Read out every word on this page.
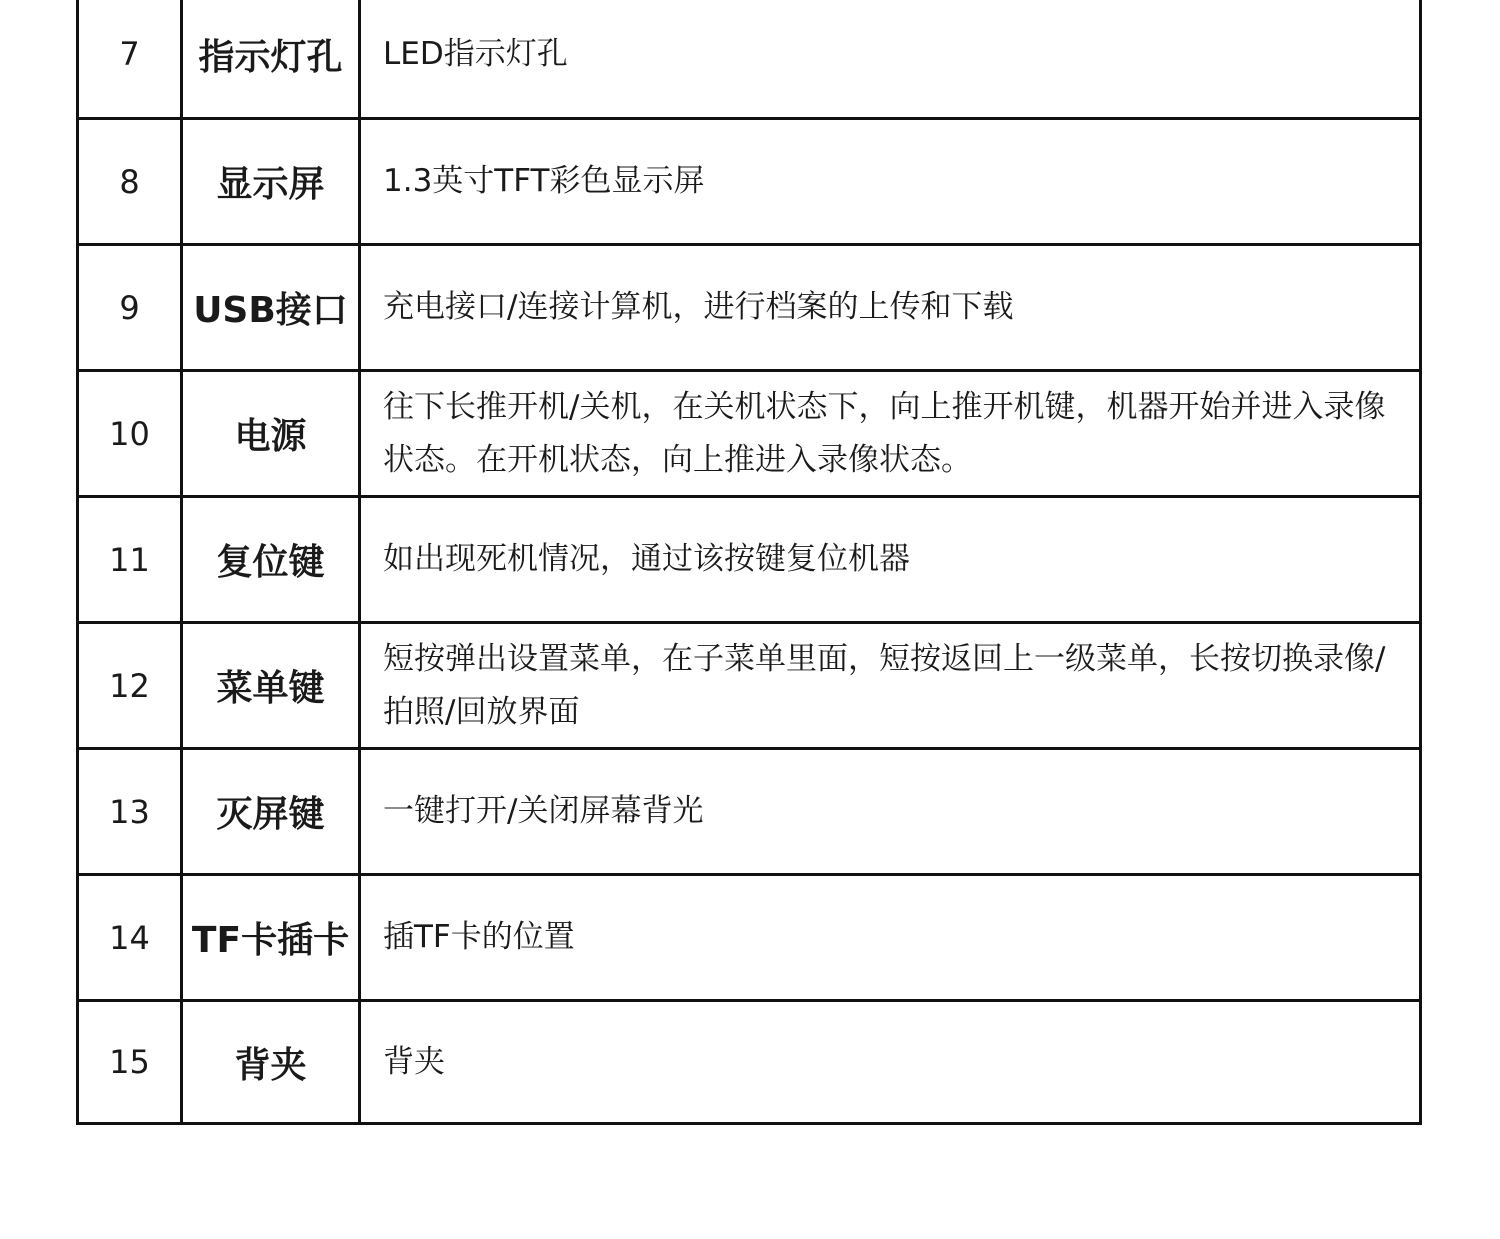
7	指示灯孔	LED指示灯孔
8	显示屏	1.3英寸TFT彩色显示屏
9	USB接口	充电接口/连接计算机，进行档案的上传和下载
10	电源	往下长推开机/关机，在关机状态下，向上推开机键，机器开始并进入录像状态。在开机状态，向上推进入录像状态。
11	复位键	如出现死机情况，通过该按键复位机器
12	菜单键	短按弹出设置菜单，在子菜单里面，短按返回上一级菜单，长按切换录像/拍照/回放界面
13	灭屏键	一键打开/关闭屏幕背光
14	TF卡插卡	插TF卡的位置
15	背夹	背夹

• • • • • • •

Problem details ▸ Every line above should be returned exactly; the pictures stay out.

Task result ▸
Read out every word on this page.
7	指示灯孔	LED指示灯孔
8	显示屏	1.3英寸TFT彩色显示屏
9	USB接口	充电接口/连接计算机，进行档案的上传和下载
10	电源	往下长推开机/关机，在关机状态下，向上推开机键，机器开始并进入录像状态。在开机状态，向上推进入录像状态。
11	复位键	如出现死机情况，通过该按键复位机器
12	菜单键	短按弹出设置菜单，在子菜单里面，短按返回上一级菜单，长按切换录像/拍照/回放界面
13	灭屏键	一键打开/关闭屏幕背光
14	TF卡插卡	插TF卡的位置
15	背夹	背夹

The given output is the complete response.